=== YOUR TASK ===
Restate the entries word for word, omitting nothing.

=== MATERIAL SHOWN ===
* * * * * * * * *
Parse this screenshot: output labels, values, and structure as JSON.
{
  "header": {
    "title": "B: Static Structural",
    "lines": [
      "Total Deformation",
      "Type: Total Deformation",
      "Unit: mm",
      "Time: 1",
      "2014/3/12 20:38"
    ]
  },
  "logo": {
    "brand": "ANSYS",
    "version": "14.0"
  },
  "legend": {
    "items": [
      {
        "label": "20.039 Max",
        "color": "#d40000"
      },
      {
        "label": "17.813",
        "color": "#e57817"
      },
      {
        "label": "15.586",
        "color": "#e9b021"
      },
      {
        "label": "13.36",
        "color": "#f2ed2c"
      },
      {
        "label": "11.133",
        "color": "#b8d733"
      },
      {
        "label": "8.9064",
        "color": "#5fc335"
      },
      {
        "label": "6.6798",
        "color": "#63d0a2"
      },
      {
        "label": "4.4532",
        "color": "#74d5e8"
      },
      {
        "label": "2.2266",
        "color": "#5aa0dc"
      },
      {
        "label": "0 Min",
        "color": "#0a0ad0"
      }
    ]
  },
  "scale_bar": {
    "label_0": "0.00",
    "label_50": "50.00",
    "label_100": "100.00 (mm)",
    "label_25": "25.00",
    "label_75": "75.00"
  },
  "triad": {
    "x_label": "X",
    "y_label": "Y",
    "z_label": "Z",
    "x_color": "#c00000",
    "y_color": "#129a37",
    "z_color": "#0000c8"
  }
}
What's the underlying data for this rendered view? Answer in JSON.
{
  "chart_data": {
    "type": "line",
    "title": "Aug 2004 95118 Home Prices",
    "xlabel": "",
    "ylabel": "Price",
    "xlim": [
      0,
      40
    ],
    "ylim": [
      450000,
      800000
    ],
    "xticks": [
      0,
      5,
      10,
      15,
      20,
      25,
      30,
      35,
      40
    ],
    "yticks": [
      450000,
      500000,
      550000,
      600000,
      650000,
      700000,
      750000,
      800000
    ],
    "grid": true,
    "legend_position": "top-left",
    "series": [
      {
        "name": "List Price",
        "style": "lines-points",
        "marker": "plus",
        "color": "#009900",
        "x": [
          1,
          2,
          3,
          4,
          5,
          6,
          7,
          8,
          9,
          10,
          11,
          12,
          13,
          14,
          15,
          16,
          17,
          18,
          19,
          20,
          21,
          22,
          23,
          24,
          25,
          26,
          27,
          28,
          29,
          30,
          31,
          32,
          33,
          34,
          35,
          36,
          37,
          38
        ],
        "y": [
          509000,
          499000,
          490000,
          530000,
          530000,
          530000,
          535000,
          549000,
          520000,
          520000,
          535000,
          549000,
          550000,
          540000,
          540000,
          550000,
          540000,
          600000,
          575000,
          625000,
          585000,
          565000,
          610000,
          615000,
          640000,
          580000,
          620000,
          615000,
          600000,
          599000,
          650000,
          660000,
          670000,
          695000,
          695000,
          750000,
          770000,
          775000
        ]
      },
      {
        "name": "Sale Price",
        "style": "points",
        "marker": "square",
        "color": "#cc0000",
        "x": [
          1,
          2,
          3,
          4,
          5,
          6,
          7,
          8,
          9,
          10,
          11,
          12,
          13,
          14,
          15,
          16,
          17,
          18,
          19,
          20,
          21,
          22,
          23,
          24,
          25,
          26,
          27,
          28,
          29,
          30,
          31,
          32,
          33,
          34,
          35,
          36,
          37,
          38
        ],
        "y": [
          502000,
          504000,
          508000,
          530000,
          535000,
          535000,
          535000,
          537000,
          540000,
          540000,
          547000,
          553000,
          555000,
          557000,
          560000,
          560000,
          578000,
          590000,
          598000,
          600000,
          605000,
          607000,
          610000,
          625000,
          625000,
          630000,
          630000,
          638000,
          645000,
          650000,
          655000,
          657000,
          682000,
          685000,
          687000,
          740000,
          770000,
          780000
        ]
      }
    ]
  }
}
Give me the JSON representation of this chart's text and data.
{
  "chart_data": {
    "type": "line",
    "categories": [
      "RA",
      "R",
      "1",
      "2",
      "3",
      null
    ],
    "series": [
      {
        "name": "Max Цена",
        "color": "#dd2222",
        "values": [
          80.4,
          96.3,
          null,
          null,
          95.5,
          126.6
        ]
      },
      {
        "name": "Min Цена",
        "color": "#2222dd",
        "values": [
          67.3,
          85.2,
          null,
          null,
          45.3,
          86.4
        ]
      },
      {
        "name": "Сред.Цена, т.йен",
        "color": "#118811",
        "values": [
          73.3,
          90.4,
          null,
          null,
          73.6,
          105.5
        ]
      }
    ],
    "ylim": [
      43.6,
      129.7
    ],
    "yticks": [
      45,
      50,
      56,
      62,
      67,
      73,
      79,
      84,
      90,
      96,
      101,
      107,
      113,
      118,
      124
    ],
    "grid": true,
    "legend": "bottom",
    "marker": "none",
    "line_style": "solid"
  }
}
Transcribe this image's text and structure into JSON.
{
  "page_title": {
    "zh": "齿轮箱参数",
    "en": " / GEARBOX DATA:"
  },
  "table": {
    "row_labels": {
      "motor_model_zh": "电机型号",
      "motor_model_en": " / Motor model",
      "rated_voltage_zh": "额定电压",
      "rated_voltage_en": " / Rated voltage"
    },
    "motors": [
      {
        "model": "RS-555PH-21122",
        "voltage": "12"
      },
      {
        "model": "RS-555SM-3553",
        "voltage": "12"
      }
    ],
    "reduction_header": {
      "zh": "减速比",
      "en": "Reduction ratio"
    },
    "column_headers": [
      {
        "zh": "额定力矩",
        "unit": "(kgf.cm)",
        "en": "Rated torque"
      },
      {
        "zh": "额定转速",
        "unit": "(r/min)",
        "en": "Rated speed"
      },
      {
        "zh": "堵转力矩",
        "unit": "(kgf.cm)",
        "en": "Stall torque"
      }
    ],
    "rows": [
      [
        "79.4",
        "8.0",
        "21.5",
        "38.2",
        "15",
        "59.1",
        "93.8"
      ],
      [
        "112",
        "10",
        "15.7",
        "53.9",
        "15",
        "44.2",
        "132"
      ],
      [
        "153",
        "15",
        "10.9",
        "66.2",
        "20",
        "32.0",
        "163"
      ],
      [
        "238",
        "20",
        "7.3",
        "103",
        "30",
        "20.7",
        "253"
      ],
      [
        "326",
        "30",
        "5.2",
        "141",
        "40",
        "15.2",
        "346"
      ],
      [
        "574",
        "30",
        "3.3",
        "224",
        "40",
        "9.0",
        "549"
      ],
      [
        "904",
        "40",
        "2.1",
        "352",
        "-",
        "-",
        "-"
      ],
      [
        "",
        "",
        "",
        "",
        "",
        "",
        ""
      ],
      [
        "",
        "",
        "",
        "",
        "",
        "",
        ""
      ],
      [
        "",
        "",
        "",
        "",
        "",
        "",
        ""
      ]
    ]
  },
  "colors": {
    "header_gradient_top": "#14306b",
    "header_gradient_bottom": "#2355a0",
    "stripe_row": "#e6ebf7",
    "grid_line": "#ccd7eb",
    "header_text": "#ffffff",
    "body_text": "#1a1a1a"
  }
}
* * * * * * * * *
=== OUTPUT FOR THIS EXERCISE ===
Parse this screenshot: output labels, values, and structure as JSON.
{
  "header": {
    "title": "B: Static Structural",
    "lines": [
      "Total Deformation",
      "Type: Total Deformation",
      "Unit: mm",
      "Time: 1",
      "2014/3/12 20:38"
    ]
  },
  "logo": {
    "brand": "ANSYS",
    "version": "14.0"
  },
  "legend": {
    "items": [
      {
        "label": "20.039 Max",
        "color": "#d40000"
      },
      {
        "label": "17.813",
        "color": "#e57817"
      },
      {
        "label": "15.586",
        "color": "#e9b021"
      },
      {
        "label": "13.36",
        "color": "#f2ed2c"
      },
      {
        "label": "11.133",
        "color": "#b8d733"
      },
      {
        "label": "8.9064",
        "color": "#5fc335"
      },
      {
        "label": "6.6798",
        "color": "#63d0a2"
      },
      {
        "label": "4.4532",
        "color": "#74d5e8"
      },
      {
        "label": "2.2266",
        "color": "#5aa0dc"
      },
      {
        "label": "0 Min",
        "color": "#0a0ad0"
      }
    ]
  },
  "scale_bar": {
    "label_0": "0.00",
    "label_50": "50.00",
    "label_100": "100.00 (mm)",
    "label_25": "25.00",
    "label_75": "75.00"
  },
  "triad": {
    "x_label": "X",
    "y_label": "Y",
    "z_label": "Z",
    "x_color": "#c00000",
    "y_color": "#129a37",
    "z_color": "#0000c8"
  }
}
What's the underlying data for this rendered view? Answer in JSON.
{
  "chart_data": {
    "type": "line",
    "title": "Aug 2004 95118 Home Prices",
    "xlabel": "",
    "ylabel": "Price",
    "xlim": [
      0,
      40
    ],
    "ylim": [
      450000,
      800000
    ],
    "xticks": [
      0,
      5,
      10,
      15,
      20,
      25,
      30,
      35,
      40
    ],
    "yticks": [
      450000,
      500000,
      550000,
      600000,
      650000,
      700000,
      750000,
      800000
    ],
    "grid": true,
    "legend_position": "top-left",
    "series": [
      {
        "name": "List Price",
        "style": "lines-points",
        "marker": "plus",
        "color": "#009900",
        "x": [
          1,
          2,
          3,
          4,
          5,
          6,
          7,
          8,
          9,
          10,
          11,
          12,
          13,
          14,
          15,
          16,
          17,
          18,
          19,
          20,
          21,
          22,
          23,
          24,
          25,
          26,
          27,
          28,
          29,
          30,
          31,
          32,
          33,
          34,
          35,
          36,
          37,
          38
        ],
        "y": [
          509000,
          499000,
          490000,
          530000,
          530000,
          530000,
          535000,
          549000,
          520000,
          520000,
          535000,
          549000,
          550000,
          540000,
          540000,
          550000,
          540000,
          600000,
          575000,
          625000,
          585000,
          565000,
          610000,
          615000,
          640000,
          580000,
          620000,
          615000,
          600000,
          599000,
          650000,
          660000,
          670000,
          695000,
          695000,
          750000,
          770000,
          775000
        ]
      },
      {
        "name": "Sale Price",
        "style": "points",
        "marker": "square",
        "color": "#cc0000",
        "x": [
          1,
          2,
          3,
          4,
          5,
          6,
          7,
          8,
          9,
          10,
          11,
          12,
          13,
          14,
          15,
          16,
          17,
          18,
          19,
          20,
          21,
          22,
          23,
          24,
          25,
          26,
          27,
          28,
          29,
          30,
          31,
          32,
          33,
          34,
          35,
          36,
          37,
          38
        ],
        "y": [
          502000,
          504000,
          508000,
          530000,
          535000,
          535000,
          535000,
          537000,
          540000,
          540000,
          547000,
          553000,
          555000,
          557000,
          560000,
          560000,
          578000,
          590000,
          598000,
          600000,
          605000,
          607000,
          610000,
          625000,
          625000,
          630000,
          630000,
          638000,
          645000,
          650000,
          655000,
          657000,
          682000,
          685000,
          687000,
          740000,
          770000,
          780000
        ]
      }
    ]
  }
}
Give me the JSON representation of this chart's text and data.
{
  "chart_data": {
    "type": "line",
    "categories": [
      "RA",
      "R",
      "1",
      "2",
      "3",
      null
    ],
    "series": [
      {
        "name": "Max Цена",
        "color": "#dd2222",
        "values": [
          80.4,
          96.3,
          null,
          null,
          95.5,
          126.6
        ]
      },
      {
        "name": "Min Цена",
        "color": "#2222dd",
        "values": [
          67.3,
          85.2,
          null,
          null,
          45.3,
          86.4
        ]
      },
      {
        "name": "Сред.Цена, т.йен",
        "color": "#118811",
        "values": [
          73.3,
          90.4,
          null,
          null,
          73.6,
          105.5
        ]
      }
    ],
    "ylim": [
      43.6,
      129.7
    ],
    "yticks": [
      45,
      50,
      56,
      62,
      67,
      73,
      79,
      84,
      90,
      96,
      101,
      107,
      113,
      118,
      124
    ],
    "grid": true,
    "legend": "bottom",
    "marker": "none",
    "line_style": "solid"
  }
}
Transcribe this image's text and structure into JSON.
{
  "page_title": {
    "zh": "齿轮箱参数",
    "en": " / GEARBOX DATA:"
  },
  "table": {
    "row_labels": {
      "motor_model_zh": "电机型号",
      "motor_model_en": " / Motor model",
      "rated_voltage_zh": "额定电压",
      "rated_voltage_en": " / Rated voltage"
    },
    "motors": [
      {
        "model": "RS-555PH-21122",
        "voltage": "12"
      },
      {
        "model": "RS-555SM-3553",
        "voltage": "12"
      }
    ],
    "reduction_header": {
      "zh": "减速比",
      "en": "Reduction ratio"
    },
    "column_headers": [
      {
        "zh": "额定力矩",
        "unit": "(kgf.cm)",
        "en": "Rated torque"
      },
      {
        "zh": "额定转速",
        "unit": "(r/min)",
        "en": "Rated speed"
      },
      {
        "zh": "堵转力矩",
        "unit": "(kgf.cm)",
        "en": "Stall torque"
      }
    ],
    "rows": [
      [
        "79.4",
        "8.0",
        "21.5",
        "38.2",
        "15",
        "59.1",
        "93.8"
      ],
      [
        "112",
        "10",
        "15.7",
        "53.9",
        "15",
        "44.2",
        "132"
      ],
      [
        "153",
        "15",
        "10.9",
        "66.2",
        "20",
        "32.0",
        "163"
      ],
      [
        "238",
        "20",
        "7.3",
        "103",
        "30",
        "20.7",
        "253"
      ],
      [
        "326",
        "30",
        "5.2",
        "141",
        "40",
        "15.2",
        "346"
      ],
      [
        "574",
        "30",
        "3.3",
        "224",
        "40",
        "9.0",
        "549"
      ],
      [
        "904",
        "40",
        "2.1",
        "352",
        "-",
        "-",
        "-"
      ],
      [
        "",
        "",
        "",
        "",
        "",
        "",
        ""
      ],
      [
        "",
        "",
        "",
        "",
        "",
        "",
        ""
      ],
      [
        "",
        "",
        "",
        "",
        "",
        "",
        ""
      ]
    ]
  },
  "colors": {
    "header_gradient_top": "#14306b",
    "header_gradient_bottom": "#2355a0",
    "stripe_row": "#e6ebf7",
    "grid_line": "#ccd7eb",
    "header_text": "#ffffff",
    "body_text": "#1a1a1a"
  }
}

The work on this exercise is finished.